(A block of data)
--*--

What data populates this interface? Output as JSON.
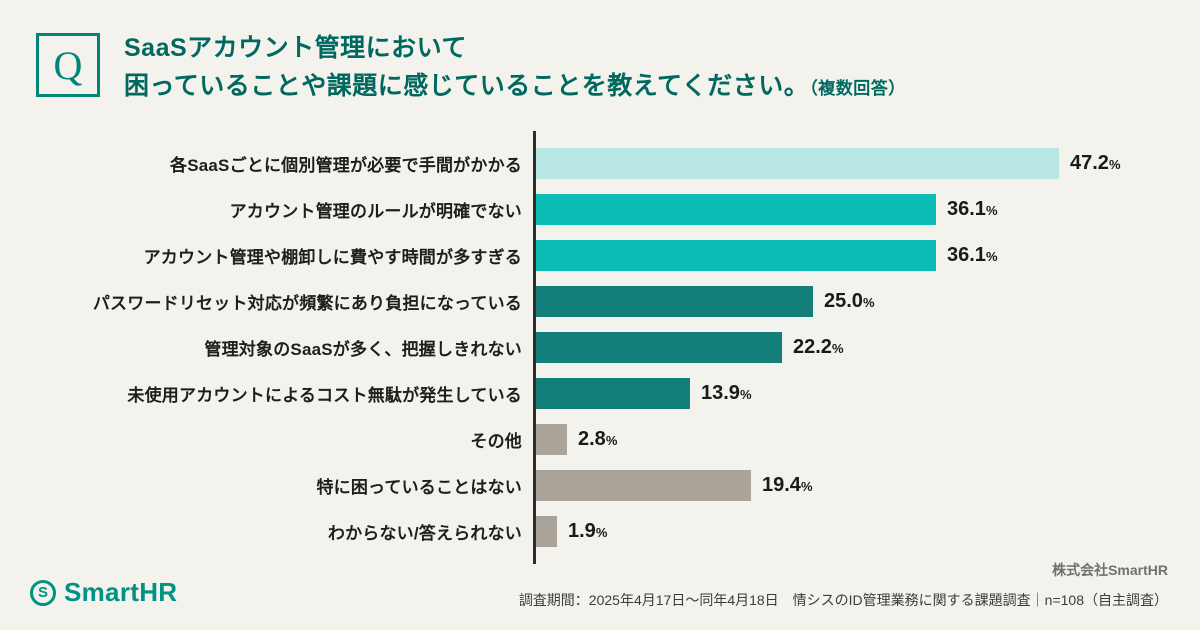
{
  "header": {
    "q_label": "Q",
    "title_line1": "SaaSアカウント管理において",
    "title_line2": "困っていることや課題に感じていることを教えてください。",
    "title_note": "（複数回答）"
  },
  "chart_data": {
    "type": "bar",
    "orientation": "horizontal",
    "unit": "%",
    "max_value": 47.2,
    "categories": [
      "各SaaSごとに個別管理が必要で手間がかかる",
      "アカウント管理のルールが明確でない",
      "アカウント管理や棚卸しに費やす時間が多すぎる",
      "パスワードリセット対応が頻繁にあり負担になっている",
      "管理対象のSaaSが多く、把握しきれない",
      "未使用アカウントによるコスト無駄が発生している",
      "その他",
      "特に困っていることはない",
      "わからない/答えられない"
    ],
    "values": [
      47.2,
      36.1,
      36.1,
      25.0,
      22.2,
      13.9,
      2.8,
      19.4,
      1.9
    ],
    "value_labels": [
      "47.2",
      "36.1",
      "36.1",
      "25.0",
      "22.2",
      "13.9",
      "2.8",
      "19.4",
      "1.9"
    ],
    "bar_colors": [
      "#b9e8e4",
      "#0abcb3",
      "#0abcb3",
      "#137e7a",
      "#137e7a",
      "#137e7a",
      "#a9a39a",
      "#a9a39a",
      "#a9a39a"
    ],
    "legend": "none",
    "grid": "off"
  },
  "footer": {
    "logo_mark": "S",
    "logo_text": "SmartHR",
    "company": "株式会社SmartHR",
    "survey_note": "調査期間：2025年4月17日〜同年4月18日　情シスのID管理業務に関する課題調査｜n=108（自主調査）"
  },
  "colors": {
    "brand_teal": "#00857a",
    "background": "#f4f2ec",
    "axis": "#2e2e2e"
  }
}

--*--

What this task involves
Reproduce every line of the material precisely, omitting its pictures.

Written response
What data populates this interface? Output as JSON.
{
  "header": {
    "q_label": "Q",
    "title_line1": "SaaSアカウント管理において",
    "title_line2": "困っていることや課題に感じていることを教えてください。",
    "title_note": "（複数回答）"
  },
  "chart_data": {
    "type": "bar",
    "orientation": "horizontal",
    "unit": "%",
    "max_value": 47.2,
    "categories": [
      "各SaaSごとに個別管理が必要で手間がかかる",
      "アカウント管理のルールが明確でない",
      "アカウント管理や棚卸しに費やす時間が多すぎる",
      "パスワードリセット対応が頻繁にあり負担になっている",
      "管理対象のSaaSが多く、把握しきれない",
      "未使用アカウントによるコスト無駄が発生している",
      "その他",
      "特に困っていることはない",
      "わからない/答えられない"
    ],
    "values": [
      47.2,
      36.1,
      36.1,
      25.0,
      22.2,
      13.9,
      2.8,
      19.4,
      1.9
    ],
    "value_labels": [
      "47.2",
      "36.1",
      "36.1",
      "25.0",
      "22.2",
      "13.9",
      "2.8",
      "19.4",
      "1.9"
    ],
    "bar_colors": [
      "#b9e8e4",
      "#0abcb3",
      "#0abcb3",
      "#137e7a",
      "#137e7a",
      "#137e7a",
      "#a9a39a",
      "#a9a39a",
      "#a9a39a"
    ],
    "legend": "none",
    "grid": "off"
  },
  "footer": {
    "logo_mark": "S",
    "logo_text": "SmartHR",
    "company": "株式会社SmartHR",
    "survey_note": "調査期間：2025年4月17日〜同年4月18日　情シスのID管理業務に関する課題調査｜n=108（自主調査）"
  },
  "colors": {
    "brand_teal": "#00857a",
    "background": "#f4f2ec",
    "axis": "#2e2e2e"
  }
}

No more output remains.